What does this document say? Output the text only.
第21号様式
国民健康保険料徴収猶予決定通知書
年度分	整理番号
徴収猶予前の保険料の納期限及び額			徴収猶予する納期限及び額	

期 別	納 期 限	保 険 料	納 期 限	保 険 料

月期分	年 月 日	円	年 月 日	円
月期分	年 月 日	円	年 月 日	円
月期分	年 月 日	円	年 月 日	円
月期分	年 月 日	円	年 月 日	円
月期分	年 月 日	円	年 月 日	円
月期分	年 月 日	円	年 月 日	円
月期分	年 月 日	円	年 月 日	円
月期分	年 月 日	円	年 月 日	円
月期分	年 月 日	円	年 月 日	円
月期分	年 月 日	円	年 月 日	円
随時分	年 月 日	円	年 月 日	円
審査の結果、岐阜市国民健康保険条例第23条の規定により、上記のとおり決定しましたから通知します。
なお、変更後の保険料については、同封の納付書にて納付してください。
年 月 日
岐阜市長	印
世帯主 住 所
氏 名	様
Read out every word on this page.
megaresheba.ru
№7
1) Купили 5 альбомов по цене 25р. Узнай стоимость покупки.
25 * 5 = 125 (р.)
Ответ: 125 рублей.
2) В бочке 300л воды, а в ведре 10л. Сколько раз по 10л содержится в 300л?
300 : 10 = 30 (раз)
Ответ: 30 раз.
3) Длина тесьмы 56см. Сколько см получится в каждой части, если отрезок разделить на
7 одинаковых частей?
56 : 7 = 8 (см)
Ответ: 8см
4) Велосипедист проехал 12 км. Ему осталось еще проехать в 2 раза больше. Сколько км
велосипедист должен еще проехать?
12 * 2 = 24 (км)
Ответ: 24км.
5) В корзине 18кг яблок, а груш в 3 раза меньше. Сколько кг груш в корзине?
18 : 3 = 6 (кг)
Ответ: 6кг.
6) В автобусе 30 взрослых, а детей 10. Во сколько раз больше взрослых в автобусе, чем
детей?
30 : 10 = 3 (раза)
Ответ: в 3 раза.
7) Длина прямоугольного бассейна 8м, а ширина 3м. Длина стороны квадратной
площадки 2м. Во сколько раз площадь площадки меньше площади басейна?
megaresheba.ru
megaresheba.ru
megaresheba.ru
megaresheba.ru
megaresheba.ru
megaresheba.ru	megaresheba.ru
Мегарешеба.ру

══════

Instructions for the task: Please output every record, keeping each line exact.

Written answer:
What does this document say? Output the text only.
第21号様式
国民健康保険料徴収猶予決定通知書
年度分	整理番号
徴収猶予前の保険料の納期限及び額			徴収猶予する納期限及び額	

期 別	納 期 限	保 険 料	納 期 限	保 険 料

月期分	年 月 日	円	年 月 日	円
月期分	年 月 日	円	年 月 日	円
月期分	年 月 日	円	年 月 日	円
月期分	年 月 日	円	年 月 日	円
月期分	年 月 日	円	年 月 日	円
月期分	年 月 日	円	年 月 日	円
月期分	年 月 日	円	年 月 日	円
月期分	年 月 日	円	年 月 日	円
月期分	年 月 日	円	年 月 日	円
月期分	年 月 日	円	年 月 日	円
随時分	年 月 日	円	年 月 日	円
審査の結果、岐阜市国民健康保険条例第23条の規定により、上記のとおり決定しましたから通知します。
なお、変更後の保険料については、同封の納付書にて納付してください。
年 月 日
岐阜市長	印
世帯主 住 所
氏 名	様
Read out every word on this page.
megaresheba.ru
№7
1) Купили 5 альбомов по цене 25р. Узнай стоимость покупки.
25 * 5 = 125 (р.)
Ответ: 125 рублей.
2) В бочке 300л воды, а в ведре 10л. Сколько раз по 10л содержится в 300л?
300 : 10 = 30 (раз)
Ответ: 30 раз.
3) Длина тесьмы 56см. Сколько см получится в каждой части, если отрезок разделить на
7 одинаковых частей?
56 : 7 = 8 (см)
Ответ: 8см
4) Велосипедист проехал 12 км. Ему осталось еще проехать в 2 раза больше. Сколько км
велосипедист должен еще проехать?
12 * 2 = 24 (км)
Ответ: 24км.
5) В корзине 18кг яблок, а груш в 3 раза меньше. Сколько кг груш в корзине?
18 : 3 = 6 (кг)
Ответ: 6кг.
6) В автобусе 30 взрослых, а детей 10. Во сколько раз больше взрослых в автобусе, чем
детей?
30 : 10 = 3 (раза)
Ответ: в 3 раза.
7) Длина прямоугольного бассейна 8м, а ширина 3м. Длина стороны квадратной
площадки 2м. Во сколько раз площадь площадки меньше площади басейна?
megaresheba.ru
megaresheba.ru
megaresheba.ru
megaresheba.ru
megaresheba.ru
megaresheba.ru	megaresheba.ru
Мегарешеба.ру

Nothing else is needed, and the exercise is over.